***** INFORMATION PROVIDED *****
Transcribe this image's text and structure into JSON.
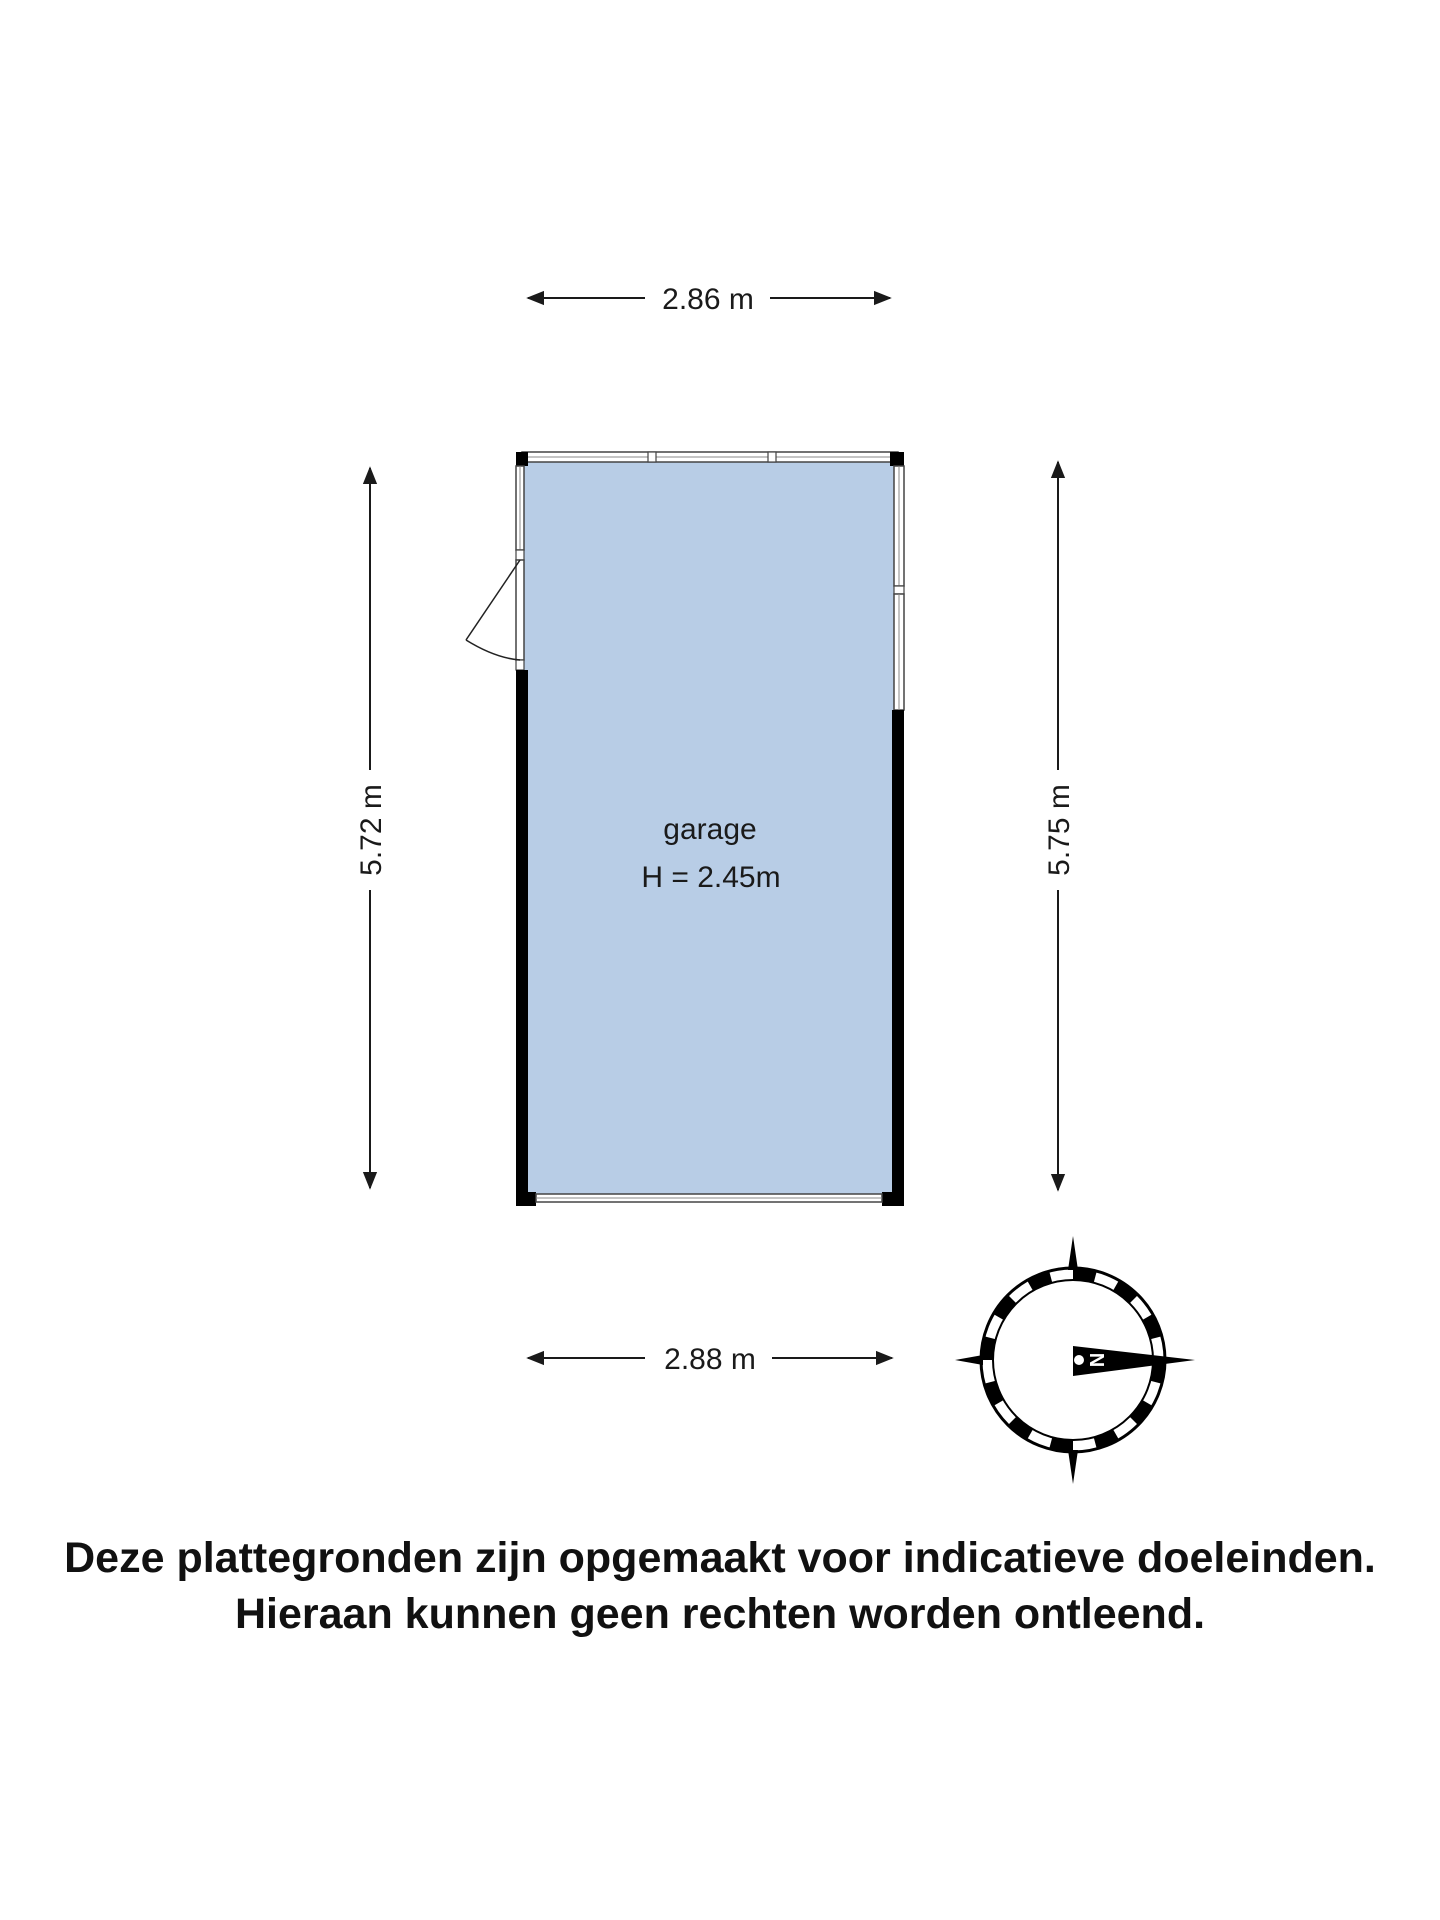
{
  "dimensions": {
    "top_width": "2.86 m",
    "bottom_width": "2.88 m",
    "left_height": "5.72 m",
    "right_height": "5.75 m"
  },
  "room": {
    "name": "garage",
    "height": "H = 2.45m",
    "fill_color": "#b8cde6",
    "wall_color": "#000000"
  },
  "compass": {
    "north_label": "N",
    "pointing": "east"
  },
  "disclaimer": {
    "line1": "Deze plattegronden zijn opgemaakt voor indicatieve doeleinden.",
    "line2": "Hieraan kunnen geen rechten worden ontleend."
  }
}
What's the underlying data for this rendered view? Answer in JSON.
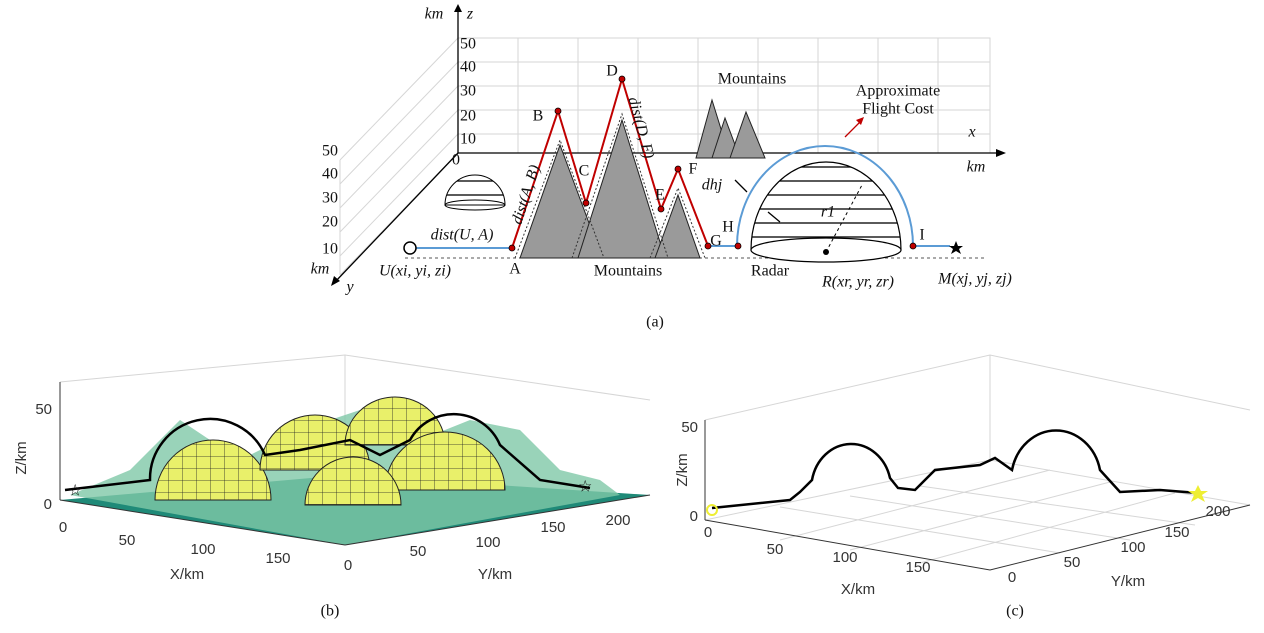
{
  "panel_a": {
    "caption": "(a)",
    "z_axis": {
      "unit": "km",
      "name": "z",
      "ticks": [
        50,
        40,
        30,
        20,
        10
      ],
      "origin": 0
    },
    "x_axis": {
      "name": "x",
      "unit": "km"
    },
    "y_axis": {
      "unit": "km",
      "name": "y",
      "ticks": [
        50,
        40,
        30,
        20,
        10
      ]
    },
    "points": [
      "A",
      "B",
      "C",
      "D",
      "E",
      "F",
      "G",
      "H",
      "I"
    ],
    "labels": {
      "mountains_front": "Mountains",
      "mountains_back": "Mountains",
      "cost_1": "Approximate",
      "cost_2": "Flight Cost",
      "radar": "Radar",
      "radar_pos": "R(xr, yr, zr)",
      "target": "M(xj, yj, zj)",
      "start": "U(xi, yi, zi)",
      "dist_ua": "dist(U, A)",
      "dist_ab": "dist(A, B)",
      "dist_de": "dist(D, E)",
      "d_hj": "dhj",
      "radius": "r1"
    }
  },
  "panel_b": {
    "caption": "(b)",
    "z_label": "Z/km",
    "z_ticks": [
      50,
      0
    ],
    "x_label": "X/km",
    "x_ticks": [
      0,
      50,
      100,
      150
    ],
    "y_label": "Y/km",
    "y_ticks": [
      0,
      50,
      100,
      150,
      200
    ]
  },
  "panel_c": {
    "caption": "(c)",
    "z_label": "Z/km",
    "z_ticks": [
      50,
      0
    ],
    "x_label": "X/km",
    "x_ticks": [
      0,
      50,
      100,
      150
    ],
    "y_label": "Y/km",
    "y_ticks": [
      0,
      50,
      100,
      150,
      200
    ]
  }
}
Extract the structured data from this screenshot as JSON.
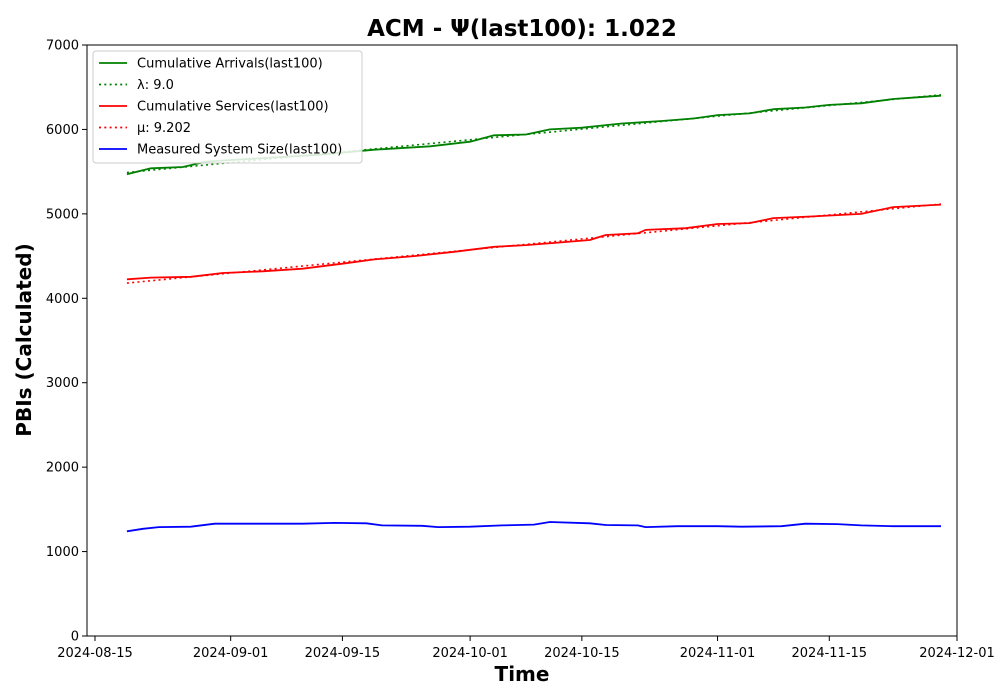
*****
> **GOAL OF THE EXERCISE**: Copy out every line in the listing where the word "dist" appears.

> **FINISHED ANSWER**:
      "dist_ua": "dist(U, A)",
      "dist_ab": "dist(A, B)",
      "dist_de": "dist(D, E)",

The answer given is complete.